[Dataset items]
──────────────────────────────

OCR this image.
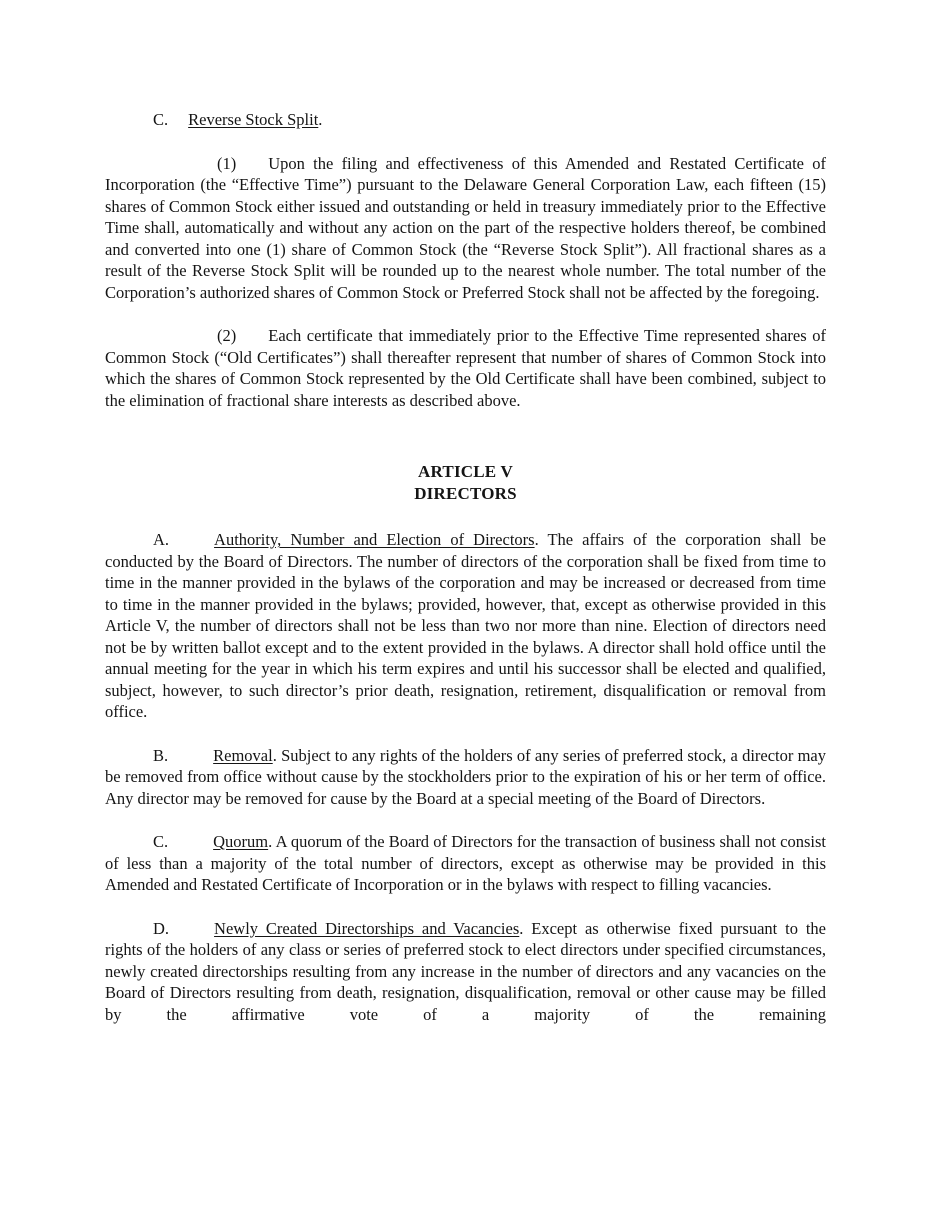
C. Reverse Stock Split.

(1) Upon the filing and effectiveness of this Amended and Restated Certificate of Incorporation (the “Effective Time”) pursuant to the Delaware General Corporation Law, each fifteen (15) shares of Common Stock either issued and outstanding or held in treasury immediately prior to the Effective Time shall, automatically and without any action on the part of the respective holders thereof, be combined and converted into one (1) share of Common Stock (the “Reverse Stock Split”). All fractional shares as a result of the Reverse Stock Split will be rounded up to the nearest whole number. The total number of the Corporation’s authorized shares of Common Stock or Preferred Stock shall not be affected by the foregoing.

(2) Each certificate that immediately prior to the Effective Time represented shares of Common Stock (“Old Certificates”) shall thereafter represent that number of shares of Common Stock into which the shares of Common Stock represented by the Old Certificate shall have been combined, subject to the elimination of fractional share interests as described above.

ARTICLE V

DIRECTORS

A.	Authority, Number and Election of Directors. The affairs of the corporation shall be conducted by the Board of Directors. The number of directors of the corporation shall be fixed from time to time in the manner provided in the bylaws of the corporation and may be increased or decreased from time to time in the manner provided in the bylaws; provided, however, that, except as otherwise provided in this Article V, the number of directors shall not be less than two nor more than nine. Election of directors need not be by written ballot except and to the extent provided in the bylaws. A director shall hold office until the annual meeting for the year in which his term expires and until his successor shall be elected and qualified, subject, however, to such director’s prior death, resignation, retirement, disqualification or removal from office.

B.	Removal. Subject to any rights of the holders of any series of preferred stock, a director may be removed from office without cause by the stockholders prior to the expiration of his or her term of office. Any director may be removed for cause by the Board at a special meeting of the Board of Directors.

C.	Quorum. A quorum of the Board of Directors for the transaction of business shall not consist of less than a majority of the total number of directors, except as otherwise may be provided in this Amended and Restated Certificate of Incorporation or in the bylaws with respect to filling vacancies.

D.	Newly Created Directorships and Vacancies. Except as otherwise fixed pursuant to the rights of the holders of any class or series of preferred stock to elect directors under specified circumstances, newly created directorships resulting from any increase in the number of directors and any vacancies on the Board of Directors resulting from death, resignation, disqualification, removal or other cause may be filled by the affirmative vote of a majority of the remaining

──────────────────────────────

- **WHAT YOU SHOULD DO**
From the listing above, collect each line in which the string "without" appears.

- **EXPECTED ANSWER**
(1) Upon the filing and effectiveness of this Amended and Restated Certificate of Incorporation (the “Effective Time”) pursuant to the Delaware General Corporation Law, each fifteen (15) shares of Common Stock either issued and outstanding or held in treasury immediately prior to the Effective Time shall, automatically and without any action on the part of the respective holders thereof, be combined and converted into one (1) share of Common Stock (the “Reverse Stock Split”). All fractional shares as a result of the Reverse Stock Split will be rounded up to the nearest whole number. The total number of the Corporation’s authorized shares of Common Stock or Preferred Stock shall not be affected by the foregoing.
B.	Removal. Subject to any rights of the holders of any series of preferred stock, a director may be removed from office without cause by the stockholders prior to the expiration of his or her term of office. Any director may be removed for cause by the Board at a special meeting of the Board of Directors.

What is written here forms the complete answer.